→ Written task
Give the count of lines that include the string "settings". Add nothing to it.

'''

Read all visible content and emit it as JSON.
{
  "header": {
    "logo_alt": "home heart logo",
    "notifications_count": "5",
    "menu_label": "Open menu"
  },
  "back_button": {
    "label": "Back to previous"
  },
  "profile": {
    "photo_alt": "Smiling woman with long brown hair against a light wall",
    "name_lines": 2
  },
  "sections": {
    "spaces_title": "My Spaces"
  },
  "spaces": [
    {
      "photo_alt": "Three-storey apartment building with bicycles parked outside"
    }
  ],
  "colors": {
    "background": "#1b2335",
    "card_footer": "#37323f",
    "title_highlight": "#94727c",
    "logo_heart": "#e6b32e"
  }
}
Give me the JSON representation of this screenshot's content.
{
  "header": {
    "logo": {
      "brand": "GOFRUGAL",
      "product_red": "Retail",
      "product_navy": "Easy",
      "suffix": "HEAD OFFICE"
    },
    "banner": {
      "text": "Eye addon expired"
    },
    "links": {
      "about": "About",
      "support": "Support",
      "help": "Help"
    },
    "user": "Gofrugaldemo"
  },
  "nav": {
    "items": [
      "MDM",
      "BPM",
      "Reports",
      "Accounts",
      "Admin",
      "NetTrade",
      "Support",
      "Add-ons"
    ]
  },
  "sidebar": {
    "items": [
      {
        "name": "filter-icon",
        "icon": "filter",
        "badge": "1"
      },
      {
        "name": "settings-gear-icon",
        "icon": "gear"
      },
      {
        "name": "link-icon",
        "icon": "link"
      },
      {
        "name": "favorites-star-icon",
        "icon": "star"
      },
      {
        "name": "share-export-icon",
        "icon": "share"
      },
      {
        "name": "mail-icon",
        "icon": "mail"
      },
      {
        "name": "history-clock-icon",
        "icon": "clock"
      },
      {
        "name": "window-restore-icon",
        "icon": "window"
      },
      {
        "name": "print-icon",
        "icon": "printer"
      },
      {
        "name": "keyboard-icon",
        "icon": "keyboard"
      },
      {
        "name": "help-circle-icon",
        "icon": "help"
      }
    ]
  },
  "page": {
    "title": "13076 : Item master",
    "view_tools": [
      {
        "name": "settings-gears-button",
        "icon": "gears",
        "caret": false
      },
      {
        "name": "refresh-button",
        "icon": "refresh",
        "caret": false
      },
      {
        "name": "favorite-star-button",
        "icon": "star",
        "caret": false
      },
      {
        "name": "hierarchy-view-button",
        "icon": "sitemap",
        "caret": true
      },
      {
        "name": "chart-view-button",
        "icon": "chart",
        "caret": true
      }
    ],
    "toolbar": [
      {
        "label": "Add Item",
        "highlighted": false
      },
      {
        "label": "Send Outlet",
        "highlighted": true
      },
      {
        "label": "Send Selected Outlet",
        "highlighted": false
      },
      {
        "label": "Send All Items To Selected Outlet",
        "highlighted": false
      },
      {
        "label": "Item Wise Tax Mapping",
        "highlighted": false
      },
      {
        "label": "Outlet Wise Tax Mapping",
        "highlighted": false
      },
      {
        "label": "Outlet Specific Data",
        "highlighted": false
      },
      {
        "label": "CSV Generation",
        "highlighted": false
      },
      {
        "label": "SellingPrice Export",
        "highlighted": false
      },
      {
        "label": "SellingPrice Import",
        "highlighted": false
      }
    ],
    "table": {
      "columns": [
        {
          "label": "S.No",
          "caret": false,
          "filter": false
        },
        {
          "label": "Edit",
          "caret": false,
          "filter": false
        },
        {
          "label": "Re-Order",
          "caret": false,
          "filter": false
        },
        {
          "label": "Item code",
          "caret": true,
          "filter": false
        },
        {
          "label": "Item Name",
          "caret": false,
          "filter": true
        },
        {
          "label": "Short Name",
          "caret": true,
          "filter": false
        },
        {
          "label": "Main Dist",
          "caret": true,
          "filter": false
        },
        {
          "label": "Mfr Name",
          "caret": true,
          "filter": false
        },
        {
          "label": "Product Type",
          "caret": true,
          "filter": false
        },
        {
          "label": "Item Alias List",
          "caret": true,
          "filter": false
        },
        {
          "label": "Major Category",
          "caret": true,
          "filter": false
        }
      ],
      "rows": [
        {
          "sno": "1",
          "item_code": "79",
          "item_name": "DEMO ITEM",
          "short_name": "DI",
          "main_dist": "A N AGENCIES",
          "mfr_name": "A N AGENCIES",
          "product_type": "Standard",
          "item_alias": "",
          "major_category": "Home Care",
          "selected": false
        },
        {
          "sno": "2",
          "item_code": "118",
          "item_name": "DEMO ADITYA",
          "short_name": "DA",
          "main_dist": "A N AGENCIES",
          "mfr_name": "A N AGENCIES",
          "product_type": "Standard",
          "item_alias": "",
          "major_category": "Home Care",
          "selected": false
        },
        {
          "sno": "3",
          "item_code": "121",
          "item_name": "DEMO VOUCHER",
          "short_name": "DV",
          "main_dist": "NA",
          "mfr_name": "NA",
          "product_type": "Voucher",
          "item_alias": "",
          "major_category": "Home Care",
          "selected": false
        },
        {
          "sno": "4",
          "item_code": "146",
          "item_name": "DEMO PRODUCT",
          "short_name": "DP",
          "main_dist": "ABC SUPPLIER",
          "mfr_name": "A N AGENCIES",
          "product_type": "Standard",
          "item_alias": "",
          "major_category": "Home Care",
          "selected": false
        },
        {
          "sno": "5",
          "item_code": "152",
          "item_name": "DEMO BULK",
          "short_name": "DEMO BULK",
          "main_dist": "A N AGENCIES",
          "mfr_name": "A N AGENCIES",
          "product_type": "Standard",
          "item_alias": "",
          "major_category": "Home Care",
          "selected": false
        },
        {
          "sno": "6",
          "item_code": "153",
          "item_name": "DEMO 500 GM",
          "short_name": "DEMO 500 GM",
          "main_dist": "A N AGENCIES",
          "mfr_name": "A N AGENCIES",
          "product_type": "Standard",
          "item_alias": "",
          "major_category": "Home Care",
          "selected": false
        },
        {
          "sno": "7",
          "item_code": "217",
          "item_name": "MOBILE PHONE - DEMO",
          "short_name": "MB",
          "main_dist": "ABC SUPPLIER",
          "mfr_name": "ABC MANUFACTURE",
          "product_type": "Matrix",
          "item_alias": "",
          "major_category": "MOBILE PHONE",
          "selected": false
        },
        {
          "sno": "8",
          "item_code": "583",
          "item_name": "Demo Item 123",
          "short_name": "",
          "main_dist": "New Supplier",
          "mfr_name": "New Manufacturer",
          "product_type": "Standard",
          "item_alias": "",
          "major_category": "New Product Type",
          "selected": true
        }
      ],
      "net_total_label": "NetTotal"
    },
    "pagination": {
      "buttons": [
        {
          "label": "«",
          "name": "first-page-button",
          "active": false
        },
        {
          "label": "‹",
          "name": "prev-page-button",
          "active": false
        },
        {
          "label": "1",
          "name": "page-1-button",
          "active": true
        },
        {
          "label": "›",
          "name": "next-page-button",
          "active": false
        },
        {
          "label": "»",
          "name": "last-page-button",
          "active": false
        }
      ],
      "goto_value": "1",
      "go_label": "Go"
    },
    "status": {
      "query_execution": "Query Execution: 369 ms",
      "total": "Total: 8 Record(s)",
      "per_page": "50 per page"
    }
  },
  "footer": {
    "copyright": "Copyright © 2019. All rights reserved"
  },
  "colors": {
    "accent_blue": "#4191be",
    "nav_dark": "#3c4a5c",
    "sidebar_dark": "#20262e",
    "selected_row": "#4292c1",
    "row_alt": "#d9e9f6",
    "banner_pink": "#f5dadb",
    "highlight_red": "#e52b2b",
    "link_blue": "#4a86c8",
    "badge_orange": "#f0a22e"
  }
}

'''

→ Reply
2